_Aim of the task_:
Swap "vendor-cell" for "supplier-cell" everywhere in the material below and keep everything else unchanged. Omit the picture lines from your answer.

_Listings of boxed layout items_:
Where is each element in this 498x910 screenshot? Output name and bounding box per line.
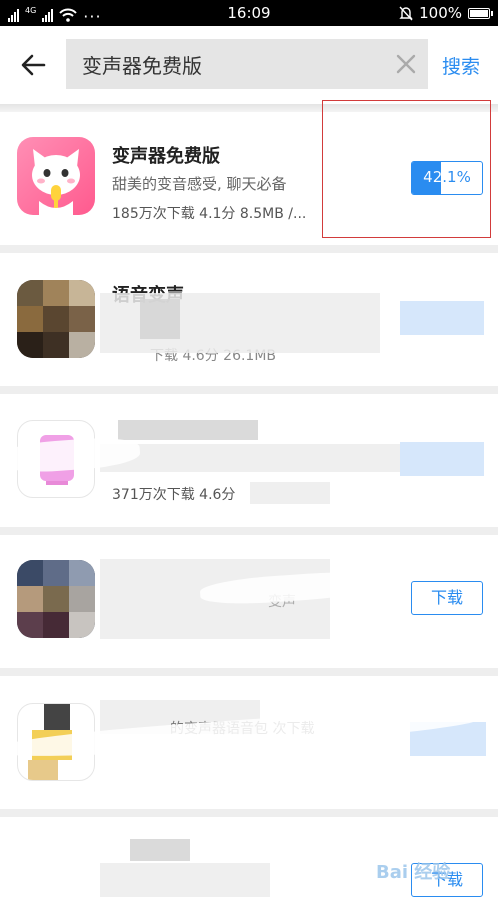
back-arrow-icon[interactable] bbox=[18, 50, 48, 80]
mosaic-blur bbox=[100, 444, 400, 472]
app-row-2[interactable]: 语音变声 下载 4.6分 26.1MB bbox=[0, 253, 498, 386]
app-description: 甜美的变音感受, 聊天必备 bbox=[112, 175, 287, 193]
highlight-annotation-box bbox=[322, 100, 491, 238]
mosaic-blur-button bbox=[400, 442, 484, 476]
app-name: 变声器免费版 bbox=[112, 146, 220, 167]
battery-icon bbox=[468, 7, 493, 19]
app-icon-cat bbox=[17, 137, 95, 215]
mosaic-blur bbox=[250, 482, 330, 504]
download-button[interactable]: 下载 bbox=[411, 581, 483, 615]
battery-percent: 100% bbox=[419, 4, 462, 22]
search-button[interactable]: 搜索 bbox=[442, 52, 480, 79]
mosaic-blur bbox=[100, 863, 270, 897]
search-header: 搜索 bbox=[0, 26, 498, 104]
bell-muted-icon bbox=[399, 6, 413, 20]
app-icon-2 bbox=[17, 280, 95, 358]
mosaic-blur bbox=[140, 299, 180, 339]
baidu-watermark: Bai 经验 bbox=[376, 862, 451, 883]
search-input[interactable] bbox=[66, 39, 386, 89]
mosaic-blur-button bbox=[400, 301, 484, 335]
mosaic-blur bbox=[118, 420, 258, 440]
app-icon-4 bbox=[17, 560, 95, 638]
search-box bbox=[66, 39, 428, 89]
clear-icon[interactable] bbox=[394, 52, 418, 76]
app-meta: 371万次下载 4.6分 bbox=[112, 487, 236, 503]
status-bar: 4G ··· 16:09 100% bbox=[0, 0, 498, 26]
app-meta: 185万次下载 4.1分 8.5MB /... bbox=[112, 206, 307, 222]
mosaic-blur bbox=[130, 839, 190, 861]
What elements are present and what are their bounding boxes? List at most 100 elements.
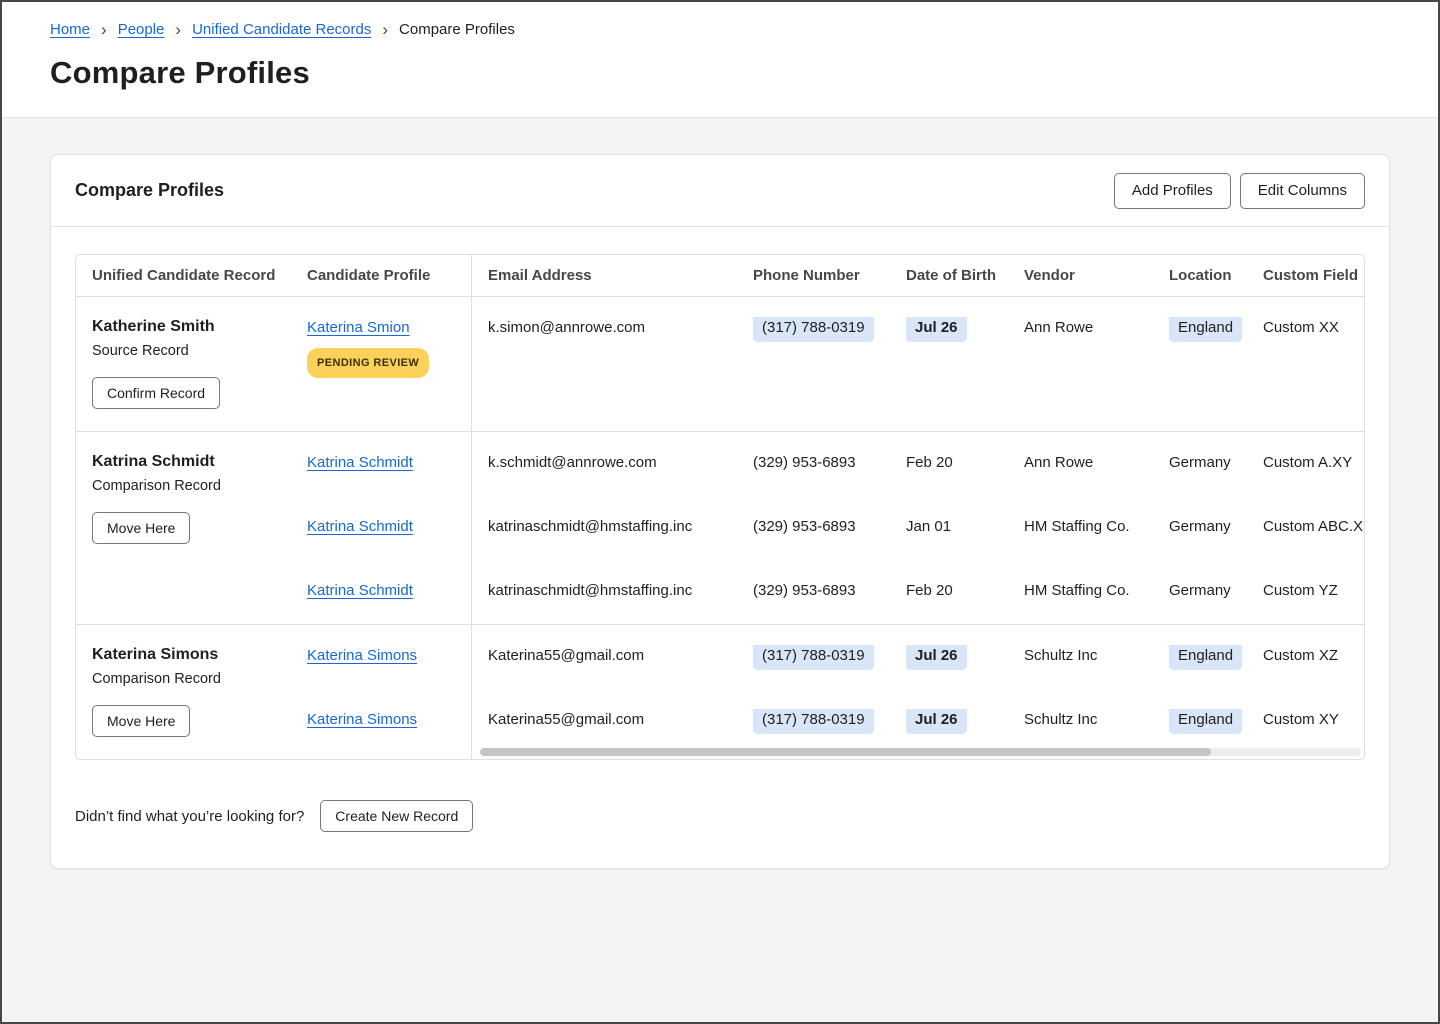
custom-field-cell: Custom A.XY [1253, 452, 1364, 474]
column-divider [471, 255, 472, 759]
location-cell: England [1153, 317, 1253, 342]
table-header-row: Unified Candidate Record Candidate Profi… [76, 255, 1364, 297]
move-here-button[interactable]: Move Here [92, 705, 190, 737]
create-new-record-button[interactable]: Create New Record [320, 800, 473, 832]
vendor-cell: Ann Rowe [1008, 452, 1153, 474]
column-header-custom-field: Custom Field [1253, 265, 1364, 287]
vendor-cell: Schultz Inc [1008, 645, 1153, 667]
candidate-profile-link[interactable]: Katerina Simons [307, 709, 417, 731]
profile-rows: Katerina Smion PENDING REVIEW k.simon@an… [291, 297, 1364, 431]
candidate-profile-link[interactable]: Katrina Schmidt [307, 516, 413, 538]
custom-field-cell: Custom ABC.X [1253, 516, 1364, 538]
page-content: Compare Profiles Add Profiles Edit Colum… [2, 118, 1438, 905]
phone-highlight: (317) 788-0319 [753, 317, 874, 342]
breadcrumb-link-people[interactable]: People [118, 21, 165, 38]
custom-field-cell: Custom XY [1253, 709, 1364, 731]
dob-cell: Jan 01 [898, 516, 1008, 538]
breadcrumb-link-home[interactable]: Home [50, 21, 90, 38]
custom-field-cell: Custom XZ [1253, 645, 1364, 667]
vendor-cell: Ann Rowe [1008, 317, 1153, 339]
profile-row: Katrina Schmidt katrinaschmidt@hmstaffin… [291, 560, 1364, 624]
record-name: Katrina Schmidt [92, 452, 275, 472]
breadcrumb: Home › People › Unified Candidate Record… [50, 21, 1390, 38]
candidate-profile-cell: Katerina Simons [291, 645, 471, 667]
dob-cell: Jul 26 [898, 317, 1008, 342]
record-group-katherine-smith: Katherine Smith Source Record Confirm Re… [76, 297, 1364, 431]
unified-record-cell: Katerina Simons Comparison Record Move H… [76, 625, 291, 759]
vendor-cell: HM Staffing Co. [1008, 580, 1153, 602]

_Response to this task_:
Where is each element in this 498x910 screenshot? Output name and bounding box per line.
back-arrow-icon[interactable] bbox=[18, 50, 48, 80]
mosaic-blur bbox=[100, 444, 400, 472]
app-row-2[interactable]: 语音变声 下载 4.6分 26.1MB bbox=[0, 253, 498, 386]
app-description: 甜美的变音感受, 聊天必备 bbox=[112, 175, 287, 193]
highlight-annotation-box bbox=[322, 100, 491, 238]
mosaic-blur-button bbox=[400, 442, 484, 476]
app-name: 变声器免费版 bbox=[112, 146, 220, 167]
battery-icon bbox=[468, 7, 493, 19]
app-icon-cat bbox=[17, 137, 95, 215]
mosaic-blur bbox=[250, 482, 330, 504]
download-button[interactable]: 下载 bbox=[411, 581, 483, 615]
battery-percent: 100% bbox=[419, 4, 462, 22]
search-button[interactable]: 搜索 bbox=[442, 52, 480, 79]
mosaic-blur bbox=[100, 863, 270, 897]
search-header: 搜索 bbox=[0, 26, 498, 104]
bell-muted-icon bbox=[399, 6, 413, 20]
app-icon-2 bbox=[17, 280, 95, 358]
mosaic-blur bbox=[140, 299, 180, 339]
baidu-watermark: Bai 经验 bbox=[376, 862, 451, 883]
search-input[interactable] bbox=[66, 39, 386, 89]
mosaic-blur-button bbox=[400, 301, 484, 335]
mosaic-blur bbox=[118, 420, 258, 440]
app-icon-4 bbox=[17, 560, 95, 638]
search-box bbox=[66, 39, 428, 89]
clear-icon[interactable] bbox=[394, 52, 418, 76]
app-meta: 371万次下载 4.6分 bbox=[112, 487, 236, 503]
status-bar: 4G ··· 16:09 100% bbox=[0, 0, 498, 26]
app-meta: 185万次下载 4.1分 8.5MB /... bbox=[112, 206, 307, 222]
mosaic-blur bbox=[130, 839, 190, 861]
What elements are present and what are their bounding boxes? List at most 100 elements.
custom-field-cell: Custom A.XY [1253, 452, 1364, 474]
column-divider [471, 255, 472, 759]
location-cell: England [1153, 317, 1253, 342]
table-header-row: Unified Candidate Record Candidate Profi… [76, 255, 1364, 297]
move-here-button[interactable]: Move Here [92, 705, 190, 737]
create-new-record-button[interactable]: Create New Record [320, 800, 473, 832]
supplier-cell: Ann Rowe [1008, 452, 1153, 474]
column-header-custom-field: Custom Field [1253, 265, 1364, 287]
supplier-cell: Schultz Inc [1008, 645, 1153, 667]
candidate-profile-link[interactable]: Katerina Simons [307, 709, 417, 731]
profile-rows: Katerina Smion PENDING REVIEW k.simon@an… [291, 297, 1364, 431]
candidate-profile-link[interactable]: Katrina Schmidt [307, 516, 413, 538]
custom-field-cell: Custom ABC.X [1253, 516, 1364, 538]
page-content: Compare Profiles Add Profiles Edit Colum… [2, 118, 1438, 905]
phone-highlight: (317) 788-0319 [753, 317, 874, 342]
breadcrumb-link-people[interactable]: People [118, 21, 165, 38]
custom-field-cell: Custom XY [1253, 709, 1364, 731]
dob-cell: Jan 01 [898, 516, 1008, 538]
breadcrumb-link-home[interactable]: Home [50, 21, 90, 38]
custom-field-cell: Custom XZ [1253, 645, 1364, 667]
supplier-cell: Ann Rowe [1008, 317, 1153, 339]
profile-row: Katrina Schmidt katrinaschmidt@hmstaffin… [291, 560, 1364, 624]
record-name: Katrina Schmidt [92, 452, 275, 472]
breadcrumb: Home › People › Unified Candidate Record… [50, 21, 1390, 38]
candidate-profile-cell: Katerina Simons [291, 645, 471, 667]
dob-cell: Jul 26 [898, 317, 1008, 342]
record-group-katherine-smith: Katherine Smith Source Record Confirm Re… [76, 297, 1364, 431]
unified-record-cell: Katerina Simons Comparison Record Move H… [76, 625, 291, 759]
supplier-cell: HM Staffing Co. [1008, 580, 1153, 602]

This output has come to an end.